# Reading text:
+ + + + + + +

When a couple decides to spice up their marriage, things don’t quite go as planned. Joan and Patrick Brisby decide to invite gigolo Brock to their home. When he arrives, they start having second thoughts about his presence. Complicating matters is the arrival of teenage daughter Jenna, who is planning her own rendezvous with boyfriend Ryan, plus the arrival of Joan’s sleepwalking sister.
That’s the plot behind the aptly titled farce, “Cuckoo.” Written by University of Houston senior Troy Loftin and directed by School of Theatre & Dance (SOTD) professor Rob Shimko, the play will be performed Nov. 20 – 22 in the University’s Studio 208 (second floor of the Cynthia Woods Mitchell Center for the Arts). Tickets are $10, $15 and $20 and can be purchased online or at the SOTD box office (first floor in the Mitchell Center building).
Show times and dates are as follows:
- 7:30 p.m., Nov. 20, 21
- 1:30 p.m., Nov. 21, 22
“Cuckoo” contains strong language and adult situations and is recommended for mature audiences. Cast members include Casey Magin as Joan Brisby, Will Inman as Patrick Brisby, Bonnie Langthorn as Jenna Brisby, Alex Zuniga as Ryan, Josh Eguia as Brock and Merritt Weirick as Anne.
Each fall, Shimko works with a senior playwright to develop his or her work for the stage. Plays begin development during the spring semester with guidance from acclaimed writer and UH Distinguished Visiting Professor of Playwriting Theresa Rebeck. Together, Shimko and Rebeck select one full-length play to be produced as part the UH School of Theatre & Dance’s performance season.
“Cuckoo,” said Loftin, was inspired after assisting as a dramaturg on the school’s production of George Feydeau’s farce “Paradise Hotel.”
“Something really clicked,” Loftin said. “I hadn’t really read or seen a comedy like this on stage. I really liked it. It seemed like these kinds of comedies became out of vogue.”
Shimko added that farces such as “Cuckoo” are difficult to write, so it’s rare to see them on the stage. “Cuckoo,” however, reflects Loftin’s ability to craft a clever and original plot.

+ + + + + + +

# Listed records:
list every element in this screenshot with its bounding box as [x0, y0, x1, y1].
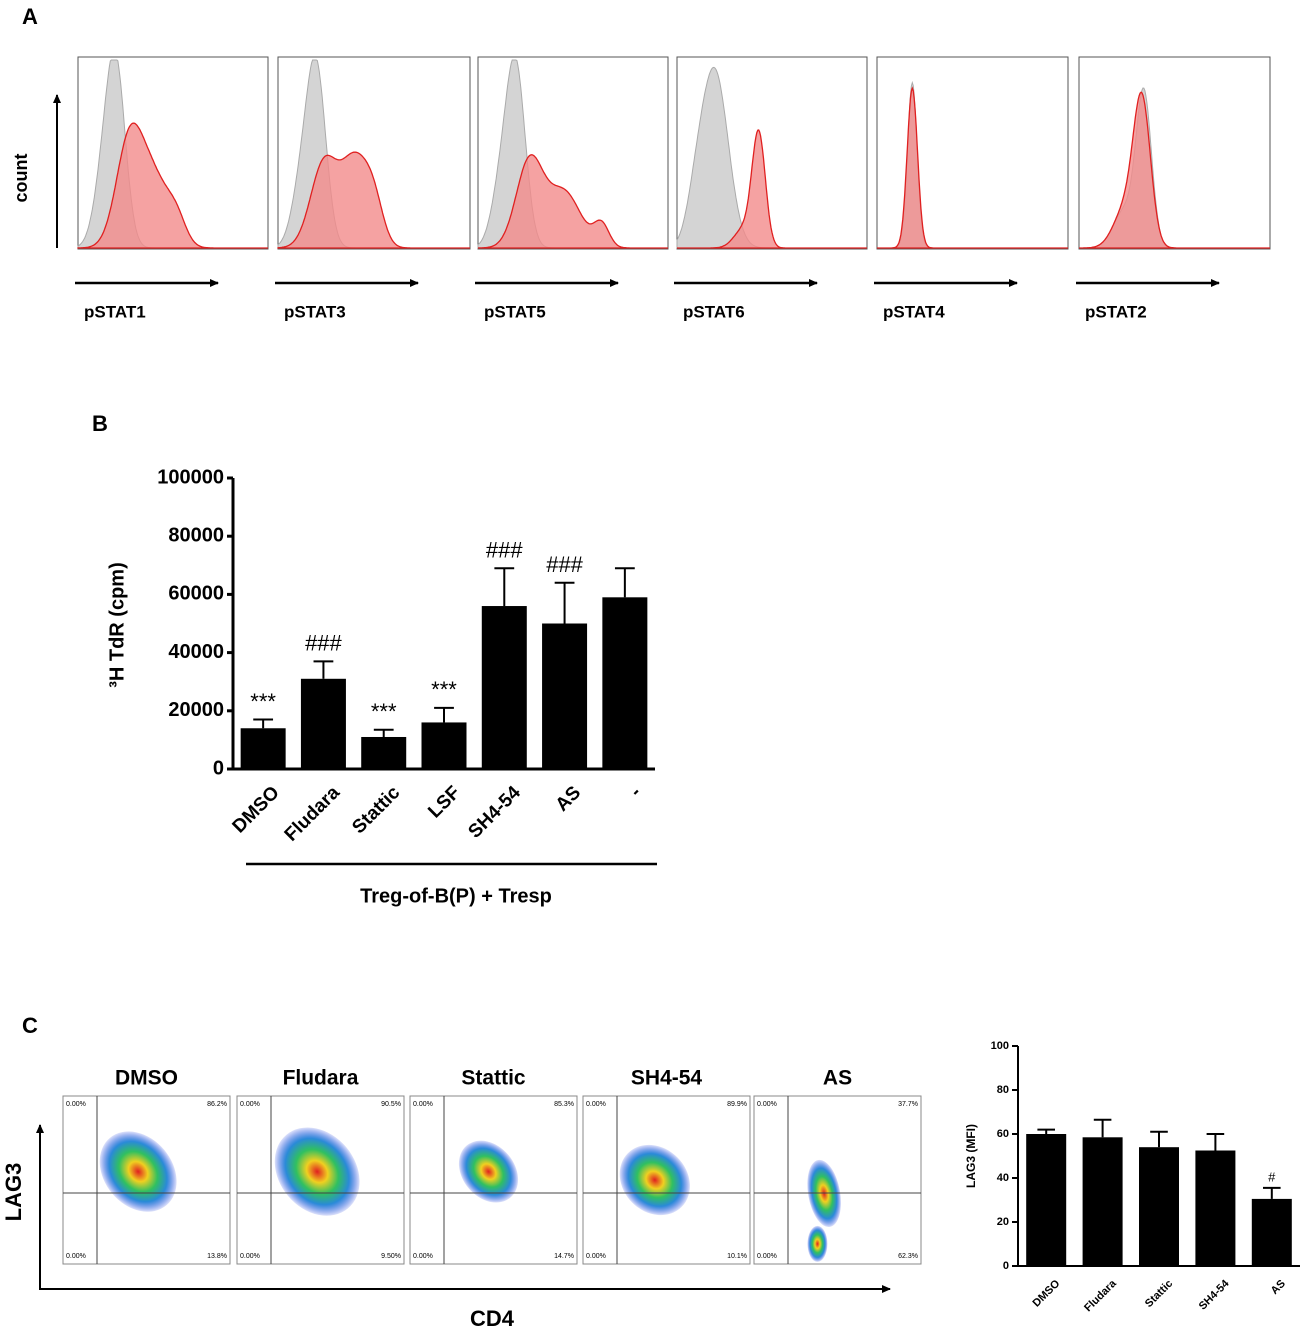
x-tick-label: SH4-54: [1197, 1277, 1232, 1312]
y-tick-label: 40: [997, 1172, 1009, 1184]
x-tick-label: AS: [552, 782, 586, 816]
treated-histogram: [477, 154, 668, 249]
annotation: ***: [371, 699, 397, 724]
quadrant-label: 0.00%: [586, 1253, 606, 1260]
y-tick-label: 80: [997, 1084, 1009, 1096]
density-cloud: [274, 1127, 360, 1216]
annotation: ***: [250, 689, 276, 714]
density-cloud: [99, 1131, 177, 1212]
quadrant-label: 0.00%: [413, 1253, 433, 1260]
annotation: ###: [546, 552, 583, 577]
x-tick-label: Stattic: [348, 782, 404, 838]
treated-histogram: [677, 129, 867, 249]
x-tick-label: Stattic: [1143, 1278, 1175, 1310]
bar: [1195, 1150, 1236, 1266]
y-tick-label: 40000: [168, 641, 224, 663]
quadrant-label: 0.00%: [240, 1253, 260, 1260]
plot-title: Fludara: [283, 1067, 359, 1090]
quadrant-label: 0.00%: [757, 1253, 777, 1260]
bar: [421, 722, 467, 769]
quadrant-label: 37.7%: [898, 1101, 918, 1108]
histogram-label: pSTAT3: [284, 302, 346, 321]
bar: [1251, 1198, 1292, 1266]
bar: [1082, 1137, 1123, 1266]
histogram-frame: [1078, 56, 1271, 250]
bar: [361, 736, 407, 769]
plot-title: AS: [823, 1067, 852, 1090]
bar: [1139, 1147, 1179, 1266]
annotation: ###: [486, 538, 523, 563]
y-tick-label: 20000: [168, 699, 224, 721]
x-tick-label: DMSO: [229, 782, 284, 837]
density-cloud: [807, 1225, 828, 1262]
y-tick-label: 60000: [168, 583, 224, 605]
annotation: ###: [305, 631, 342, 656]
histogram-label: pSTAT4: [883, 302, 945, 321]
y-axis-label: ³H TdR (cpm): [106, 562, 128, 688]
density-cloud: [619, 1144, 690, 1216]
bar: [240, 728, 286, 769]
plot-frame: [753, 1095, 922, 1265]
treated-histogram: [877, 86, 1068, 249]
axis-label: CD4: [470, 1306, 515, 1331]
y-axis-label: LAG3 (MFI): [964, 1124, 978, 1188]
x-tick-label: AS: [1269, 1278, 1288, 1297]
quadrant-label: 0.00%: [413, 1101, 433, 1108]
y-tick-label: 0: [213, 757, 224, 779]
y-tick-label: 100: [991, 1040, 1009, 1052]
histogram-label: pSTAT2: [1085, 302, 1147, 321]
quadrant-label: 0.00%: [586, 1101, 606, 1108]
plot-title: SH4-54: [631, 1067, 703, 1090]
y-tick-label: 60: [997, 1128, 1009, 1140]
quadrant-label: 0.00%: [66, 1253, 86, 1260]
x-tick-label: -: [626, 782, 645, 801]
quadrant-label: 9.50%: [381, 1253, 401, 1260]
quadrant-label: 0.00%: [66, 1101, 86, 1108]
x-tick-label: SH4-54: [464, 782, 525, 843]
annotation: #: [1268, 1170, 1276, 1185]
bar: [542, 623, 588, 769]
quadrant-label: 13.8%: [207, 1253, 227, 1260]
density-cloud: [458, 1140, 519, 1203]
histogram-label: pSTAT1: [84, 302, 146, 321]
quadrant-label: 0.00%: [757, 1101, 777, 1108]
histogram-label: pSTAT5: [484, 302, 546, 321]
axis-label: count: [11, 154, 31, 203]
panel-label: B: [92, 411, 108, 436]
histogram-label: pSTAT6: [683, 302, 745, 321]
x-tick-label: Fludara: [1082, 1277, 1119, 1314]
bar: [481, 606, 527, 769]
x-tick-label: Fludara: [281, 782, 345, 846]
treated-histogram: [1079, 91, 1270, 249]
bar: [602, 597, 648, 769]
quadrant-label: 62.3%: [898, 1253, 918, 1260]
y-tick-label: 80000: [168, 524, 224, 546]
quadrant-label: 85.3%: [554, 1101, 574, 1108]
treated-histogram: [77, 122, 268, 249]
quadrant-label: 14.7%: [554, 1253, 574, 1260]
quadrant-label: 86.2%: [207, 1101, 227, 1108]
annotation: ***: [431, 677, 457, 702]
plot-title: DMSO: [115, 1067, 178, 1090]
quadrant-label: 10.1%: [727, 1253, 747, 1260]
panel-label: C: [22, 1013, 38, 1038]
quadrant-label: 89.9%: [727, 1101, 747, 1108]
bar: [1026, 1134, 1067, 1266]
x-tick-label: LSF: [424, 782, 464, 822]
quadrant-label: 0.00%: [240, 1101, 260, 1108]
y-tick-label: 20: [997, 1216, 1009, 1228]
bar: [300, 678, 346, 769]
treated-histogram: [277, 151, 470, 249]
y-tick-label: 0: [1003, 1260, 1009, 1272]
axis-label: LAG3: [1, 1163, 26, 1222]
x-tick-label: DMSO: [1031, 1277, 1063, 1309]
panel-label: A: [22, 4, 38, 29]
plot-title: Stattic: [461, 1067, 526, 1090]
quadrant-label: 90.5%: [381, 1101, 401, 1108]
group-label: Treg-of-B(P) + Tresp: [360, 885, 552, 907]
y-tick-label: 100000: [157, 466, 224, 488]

+ + + + + + +

# What is asked:
[1] In the article about the play "Cuckoo," who directs the production?
[2] In the records, reproduce the part that opens with the line containing "x-tick-label: SH4-54: [1197, 1277, 1232, 1312]" and closes with the line containing "y-tick-label: 40000: [168, 641, 224, 663]", including both of those lines, and output nothing else.
The article on the play and the records have no connection to each other.

# Outputs by task:
[1] School of Theatre & Dance professor Rob Shimko directs it.

[2]
x-tick-label: SH4-54: [1197, 1277, 1232, 1312]
y-tick-label: 40: [997, 1172, 1009, 1184]
x-tick-label: AS: [552, 782, 586, 816]
treated-histogram: [477, 154, 668, 249]
annotation: ***: [371, 699, 397, 724]
quadrant-label: 0.00%: [586, 1253, 606, 1260]
y-tick-label: 80: [997, 1084, 1009, 1096]
density-cloud: [274, 1127, 360, 1216]
annotation: ***: [250, 689, 276, 714]
density-cloud: [99, 1131, 177, 1212]
quadrant-label: 0.00%: [413, 1253, 433, 1260]
annotation: ###: [546, 552, 583, 577]
x-tick-label: Stattic: [348, 782, 404, 838]
treated-histogram: [677, 129, 867, 249]
x-tick-label: Stattic: [1143, 1278, 1175, 1310]
bar: [1195, 1150, 1236, 1266]
y-tick-label: 40000: [168, 641, 224, 663]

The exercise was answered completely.